• **Task details**: Write out the entire listing below exactly, with the pictures left out.

>>>>>

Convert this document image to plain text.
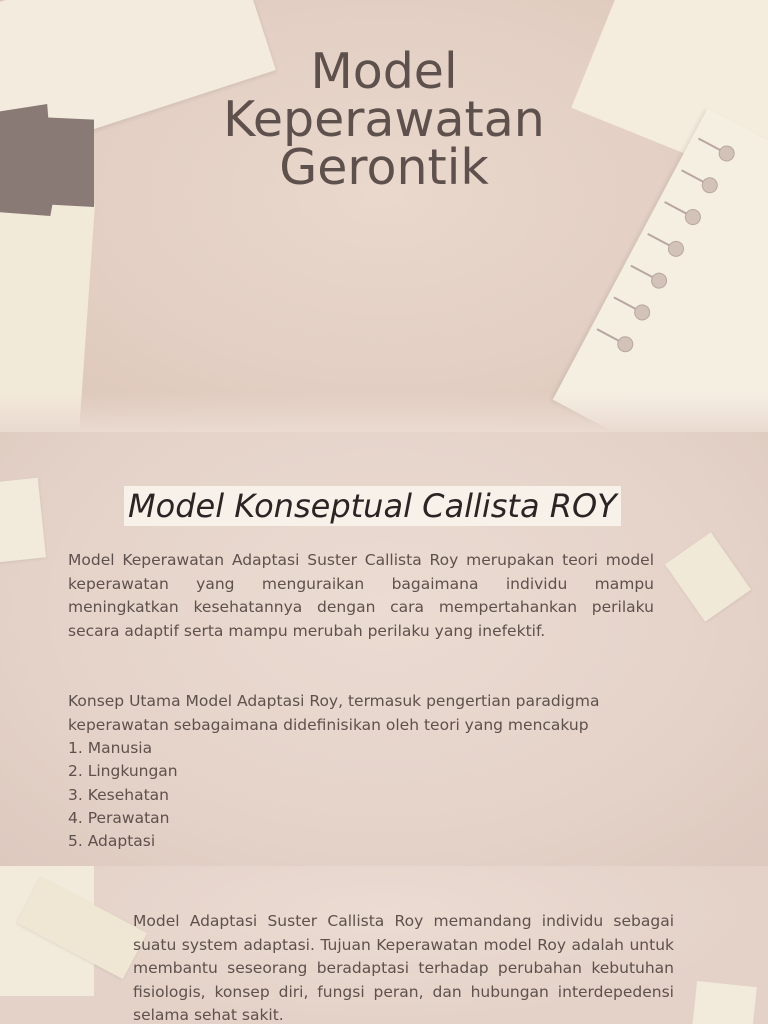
Model
Keperawatan
Gerontik
Model Konseptual Callista ROY

Model Keperawatan Adaptasi Suster Callista Roy merupakan teori model keperawatan yang menguraikan bagaimana individu mampu meningkatkan kesehatannya dengan cara mempertahankan perilaku secara adaptif serta mampu merubah perilaku yang inefektif.

Konsep Utama Model Adaptasi Roy, termasuk pengertian paradigma keperawatan sebagaimana didefinisikan oleh teori yang mencakup

1. Manusia
2. Lingkungan
3. Kesehatan
4. Perawatan
5. Adaptasi

Model Adaptasi Suster Callista Roy memandang individu sebagai suatu system adaptasi. Tujuan Keperawatan model Roy adalah untuk membantu seseorang beradaptasi terhadap perubahan kebutuhan fisiologis, konsep diri, fungsi peran, dan hubungan interdepedensi selama sehat sakit.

<<<<<

• **Exercise response**:
Convert this document image to plain text.
Model
Keperawatan
Gerontik
Model Konseptual Callista ROY

Model Keperawatan Adaptasi Suster Callista Roy merupakan teori model keperawatan yang menguraikan bagaimana individu mampu meningkatkan kesehatannya dengan cara mempertahankan perilaku secara adaptif serta mampu merubah perilaku yang inefektif.

Konsep Utama Model Adaptasi Roy, termasuk pengertian paradigma keperawatan sebagaimana didefinisikan oleh teori yang mencakup

1. Manusia
2. Lingkungan
3. Kesehatan
4. Perawatan
5. Adaptasi

Model Adaptasi Suster Callista Roy memandang individu sebagai suatu system adaptasi. Tujuan Keperawatan model Roy adalah untuk membantu seseorang beradaptasi terhadap perubahan kebutuhan fisiologis, konsep diri, fungsi peran, dan hubungan interdepedensi selama sehat sakit.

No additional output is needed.